Task statement
Repeat exactly each line of the data provided below.

· · ·

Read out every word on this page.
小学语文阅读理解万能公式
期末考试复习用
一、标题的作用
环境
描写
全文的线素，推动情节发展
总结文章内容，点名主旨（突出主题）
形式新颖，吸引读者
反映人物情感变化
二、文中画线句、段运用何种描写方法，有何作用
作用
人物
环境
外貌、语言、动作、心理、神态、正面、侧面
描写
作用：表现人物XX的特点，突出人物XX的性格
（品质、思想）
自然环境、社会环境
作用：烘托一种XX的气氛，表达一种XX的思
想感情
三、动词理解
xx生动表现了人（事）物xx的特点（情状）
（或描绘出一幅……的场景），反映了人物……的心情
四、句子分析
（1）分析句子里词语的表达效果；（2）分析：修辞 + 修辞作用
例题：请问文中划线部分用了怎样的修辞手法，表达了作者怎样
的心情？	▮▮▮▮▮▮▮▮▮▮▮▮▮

· · ·

Output of the task
Read out every word on this page.
小学语文阅读理解万能公式
期末考试复习用
一、标题的作用
环境
描写
全文的线素，推动情节发展
总结文章内容，点名主旨（突出主题）
形式新颖，吸引读者
反映人物情感变化
二、文中画线句、段运用何种描写方法，有何作用
作用
人物
环境
外貌、语言、动作、心理、神态、正面、侧面
描写
作用：表现人物XX的特点，突出人物XX的性格
（品质、思想）
自然环境、社会环境
作用：烘托一种XX的气氛，表达一种XX的思
想感情
三、动词理解
xx生动表现了人（事）物xx的特点（情状）
（或描绘出一幅……的场景），反映了人物……的心情
四、句子分析
（1）分析句子里词语的表达效果；（2）分析：修辞 + 修辞作用
例题：请问文中划线部分用了怎样的修辞手法，表达了作者怎样
的心情？	▮▮▮▮▮▮▮▮▮▮▮▮▮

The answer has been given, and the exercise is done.